Exercise task -> Search the data for the string "xlabel" and extract every line where it appears.
=======
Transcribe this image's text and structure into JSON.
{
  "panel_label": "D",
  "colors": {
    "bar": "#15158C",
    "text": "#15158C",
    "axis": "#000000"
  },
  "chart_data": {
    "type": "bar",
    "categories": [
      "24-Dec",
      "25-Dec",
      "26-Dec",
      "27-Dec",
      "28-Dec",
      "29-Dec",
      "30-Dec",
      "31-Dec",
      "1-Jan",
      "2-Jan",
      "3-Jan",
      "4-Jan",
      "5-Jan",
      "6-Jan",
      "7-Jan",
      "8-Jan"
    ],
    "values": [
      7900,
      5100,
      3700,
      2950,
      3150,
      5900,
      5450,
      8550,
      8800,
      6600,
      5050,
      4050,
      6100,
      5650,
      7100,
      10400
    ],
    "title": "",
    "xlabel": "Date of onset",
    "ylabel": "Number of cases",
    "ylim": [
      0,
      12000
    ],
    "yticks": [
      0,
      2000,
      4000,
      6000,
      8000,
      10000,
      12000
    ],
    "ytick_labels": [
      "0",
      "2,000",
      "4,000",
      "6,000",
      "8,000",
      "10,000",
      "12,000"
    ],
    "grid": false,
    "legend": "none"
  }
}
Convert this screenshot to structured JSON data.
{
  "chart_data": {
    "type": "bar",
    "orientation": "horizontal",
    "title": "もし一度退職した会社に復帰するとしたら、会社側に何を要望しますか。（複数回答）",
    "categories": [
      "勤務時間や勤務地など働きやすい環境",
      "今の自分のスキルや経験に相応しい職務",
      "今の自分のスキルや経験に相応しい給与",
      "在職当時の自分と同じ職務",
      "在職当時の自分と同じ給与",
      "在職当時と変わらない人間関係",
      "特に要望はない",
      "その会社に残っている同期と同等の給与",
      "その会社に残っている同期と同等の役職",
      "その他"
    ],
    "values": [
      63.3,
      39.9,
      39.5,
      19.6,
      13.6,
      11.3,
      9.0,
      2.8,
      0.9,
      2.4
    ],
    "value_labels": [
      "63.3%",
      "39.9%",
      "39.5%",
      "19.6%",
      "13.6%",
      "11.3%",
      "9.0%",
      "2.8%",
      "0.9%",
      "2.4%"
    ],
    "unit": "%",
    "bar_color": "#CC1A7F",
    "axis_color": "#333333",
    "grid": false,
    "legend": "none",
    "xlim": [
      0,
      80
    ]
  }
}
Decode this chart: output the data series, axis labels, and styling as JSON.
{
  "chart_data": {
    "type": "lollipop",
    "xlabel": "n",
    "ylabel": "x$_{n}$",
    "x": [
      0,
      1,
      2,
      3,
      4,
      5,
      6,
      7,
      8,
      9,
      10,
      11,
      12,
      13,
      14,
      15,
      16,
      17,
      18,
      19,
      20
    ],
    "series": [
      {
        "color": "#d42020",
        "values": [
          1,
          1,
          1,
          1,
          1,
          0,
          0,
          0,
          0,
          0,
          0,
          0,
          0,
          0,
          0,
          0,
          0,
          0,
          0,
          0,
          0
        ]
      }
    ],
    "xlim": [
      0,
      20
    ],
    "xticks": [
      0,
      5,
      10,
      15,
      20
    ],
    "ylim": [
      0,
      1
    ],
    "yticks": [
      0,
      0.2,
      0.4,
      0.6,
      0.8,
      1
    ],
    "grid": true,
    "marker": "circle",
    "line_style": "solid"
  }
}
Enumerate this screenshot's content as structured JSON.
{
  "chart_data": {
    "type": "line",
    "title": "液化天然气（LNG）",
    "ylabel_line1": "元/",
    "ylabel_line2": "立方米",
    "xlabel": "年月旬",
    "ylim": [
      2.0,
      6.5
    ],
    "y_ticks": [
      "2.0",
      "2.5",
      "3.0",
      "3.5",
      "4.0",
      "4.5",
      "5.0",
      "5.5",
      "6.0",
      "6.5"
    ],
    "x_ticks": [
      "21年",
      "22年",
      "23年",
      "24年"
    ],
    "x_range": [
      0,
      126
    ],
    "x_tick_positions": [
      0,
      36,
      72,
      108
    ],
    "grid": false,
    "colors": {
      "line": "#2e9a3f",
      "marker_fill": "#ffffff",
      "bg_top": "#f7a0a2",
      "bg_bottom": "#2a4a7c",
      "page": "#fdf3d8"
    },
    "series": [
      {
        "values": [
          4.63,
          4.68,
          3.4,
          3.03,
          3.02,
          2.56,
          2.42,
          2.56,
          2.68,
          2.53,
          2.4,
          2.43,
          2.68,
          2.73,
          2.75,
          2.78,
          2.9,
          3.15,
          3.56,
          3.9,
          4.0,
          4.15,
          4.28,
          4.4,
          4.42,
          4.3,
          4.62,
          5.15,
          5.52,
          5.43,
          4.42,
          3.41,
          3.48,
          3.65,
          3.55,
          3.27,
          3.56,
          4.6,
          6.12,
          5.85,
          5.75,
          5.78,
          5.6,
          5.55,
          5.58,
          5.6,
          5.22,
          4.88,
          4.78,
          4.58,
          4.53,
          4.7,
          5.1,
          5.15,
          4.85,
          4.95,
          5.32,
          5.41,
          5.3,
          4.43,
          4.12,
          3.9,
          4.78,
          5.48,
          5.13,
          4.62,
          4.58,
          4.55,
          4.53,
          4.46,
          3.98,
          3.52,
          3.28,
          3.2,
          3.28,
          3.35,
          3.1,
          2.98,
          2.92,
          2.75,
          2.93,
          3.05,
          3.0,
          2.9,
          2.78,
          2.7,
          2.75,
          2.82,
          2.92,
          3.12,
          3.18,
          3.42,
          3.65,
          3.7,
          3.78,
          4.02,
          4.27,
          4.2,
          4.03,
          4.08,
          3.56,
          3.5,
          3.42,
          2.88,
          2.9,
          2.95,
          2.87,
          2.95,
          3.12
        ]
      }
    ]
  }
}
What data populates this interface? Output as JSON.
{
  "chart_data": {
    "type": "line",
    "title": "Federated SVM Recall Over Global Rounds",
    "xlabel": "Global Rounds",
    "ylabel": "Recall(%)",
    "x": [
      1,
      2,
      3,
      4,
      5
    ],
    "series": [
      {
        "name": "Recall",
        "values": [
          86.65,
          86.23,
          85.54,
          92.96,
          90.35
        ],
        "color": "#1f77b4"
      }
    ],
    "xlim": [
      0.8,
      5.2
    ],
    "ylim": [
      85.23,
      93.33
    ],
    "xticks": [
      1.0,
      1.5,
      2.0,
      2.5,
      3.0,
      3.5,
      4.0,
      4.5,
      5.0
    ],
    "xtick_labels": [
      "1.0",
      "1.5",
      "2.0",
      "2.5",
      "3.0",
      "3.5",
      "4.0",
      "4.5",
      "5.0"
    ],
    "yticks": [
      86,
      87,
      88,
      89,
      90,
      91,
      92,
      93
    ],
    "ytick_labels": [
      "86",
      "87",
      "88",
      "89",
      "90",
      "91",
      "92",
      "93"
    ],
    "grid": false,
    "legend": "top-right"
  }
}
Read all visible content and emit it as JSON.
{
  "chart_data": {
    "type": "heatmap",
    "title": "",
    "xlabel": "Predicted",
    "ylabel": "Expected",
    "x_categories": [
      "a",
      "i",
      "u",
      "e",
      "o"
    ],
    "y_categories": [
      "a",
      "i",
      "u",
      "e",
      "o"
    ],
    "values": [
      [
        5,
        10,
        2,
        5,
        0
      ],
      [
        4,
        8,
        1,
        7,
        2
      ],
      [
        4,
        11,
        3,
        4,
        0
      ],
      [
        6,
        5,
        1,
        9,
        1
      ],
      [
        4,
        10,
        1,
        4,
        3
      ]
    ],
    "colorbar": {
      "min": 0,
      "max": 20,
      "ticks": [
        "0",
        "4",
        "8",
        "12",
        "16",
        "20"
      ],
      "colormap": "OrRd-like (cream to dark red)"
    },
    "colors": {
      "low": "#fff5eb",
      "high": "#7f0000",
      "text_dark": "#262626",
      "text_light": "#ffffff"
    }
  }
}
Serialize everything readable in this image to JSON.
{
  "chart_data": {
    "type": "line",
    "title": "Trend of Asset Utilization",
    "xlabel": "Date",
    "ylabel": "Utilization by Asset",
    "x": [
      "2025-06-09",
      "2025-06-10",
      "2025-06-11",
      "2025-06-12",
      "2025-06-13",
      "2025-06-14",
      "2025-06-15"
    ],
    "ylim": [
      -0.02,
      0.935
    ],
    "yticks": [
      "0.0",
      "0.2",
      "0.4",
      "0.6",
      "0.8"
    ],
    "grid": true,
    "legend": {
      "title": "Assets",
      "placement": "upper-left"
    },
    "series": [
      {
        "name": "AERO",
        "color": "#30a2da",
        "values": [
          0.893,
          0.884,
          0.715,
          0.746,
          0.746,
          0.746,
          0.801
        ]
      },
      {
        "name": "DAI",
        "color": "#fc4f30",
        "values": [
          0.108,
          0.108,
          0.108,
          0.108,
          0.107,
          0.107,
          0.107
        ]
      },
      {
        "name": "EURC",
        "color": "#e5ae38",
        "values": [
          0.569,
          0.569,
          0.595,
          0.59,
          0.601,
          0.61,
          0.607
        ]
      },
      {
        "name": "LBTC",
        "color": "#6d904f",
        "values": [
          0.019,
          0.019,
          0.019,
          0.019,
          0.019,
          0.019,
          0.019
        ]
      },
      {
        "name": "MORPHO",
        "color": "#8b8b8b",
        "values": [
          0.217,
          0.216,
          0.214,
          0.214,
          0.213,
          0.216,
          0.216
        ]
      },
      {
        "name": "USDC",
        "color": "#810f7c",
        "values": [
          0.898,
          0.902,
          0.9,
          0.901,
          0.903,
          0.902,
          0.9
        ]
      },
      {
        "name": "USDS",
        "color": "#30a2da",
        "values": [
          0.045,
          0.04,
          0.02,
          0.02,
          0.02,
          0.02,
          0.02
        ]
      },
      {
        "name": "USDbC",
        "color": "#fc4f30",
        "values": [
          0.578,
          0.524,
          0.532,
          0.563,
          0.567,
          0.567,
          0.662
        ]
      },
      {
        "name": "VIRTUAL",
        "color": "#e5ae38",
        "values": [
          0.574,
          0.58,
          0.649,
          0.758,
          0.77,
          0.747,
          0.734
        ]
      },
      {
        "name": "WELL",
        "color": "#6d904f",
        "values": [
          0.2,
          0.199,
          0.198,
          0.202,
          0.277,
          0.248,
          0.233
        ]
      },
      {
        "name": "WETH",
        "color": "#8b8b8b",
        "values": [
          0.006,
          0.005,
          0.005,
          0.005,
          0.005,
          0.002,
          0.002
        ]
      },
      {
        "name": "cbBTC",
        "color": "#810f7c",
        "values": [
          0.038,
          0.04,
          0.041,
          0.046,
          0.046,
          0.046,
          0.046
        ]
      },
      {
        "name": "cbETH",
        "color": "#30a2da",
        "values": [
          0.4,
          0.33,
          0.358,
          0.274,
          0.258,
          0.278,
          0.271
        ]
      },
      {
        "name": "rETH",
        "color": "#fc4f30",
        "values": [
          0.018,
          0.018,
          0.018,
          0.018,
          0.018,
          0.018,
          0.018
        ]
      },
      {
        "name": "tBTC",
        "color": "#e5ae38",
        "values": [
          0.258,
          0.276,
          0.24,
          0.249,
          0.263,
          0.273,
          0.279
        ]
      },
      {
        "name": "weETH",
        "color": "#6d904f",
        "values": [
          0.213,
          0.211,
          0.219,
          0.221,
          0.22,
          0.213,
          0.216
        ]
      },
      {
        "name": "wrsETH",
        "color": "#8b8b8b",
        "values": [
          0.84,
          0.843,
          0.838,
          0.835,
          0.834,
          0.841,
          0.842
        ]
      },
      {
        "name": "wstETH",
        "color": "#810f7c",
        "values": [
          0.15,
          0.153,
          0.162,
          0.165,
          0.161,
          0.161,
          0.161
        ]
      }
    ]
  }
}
=======
Response for this exercise ->
    "xlabel": "Date of onset",
    "xlabel": "n",
    "xlabel": "年月旬",
    "xlabel": "Global Rounds",
    "xlabel": "Predicted",
    "xlabel": "Date",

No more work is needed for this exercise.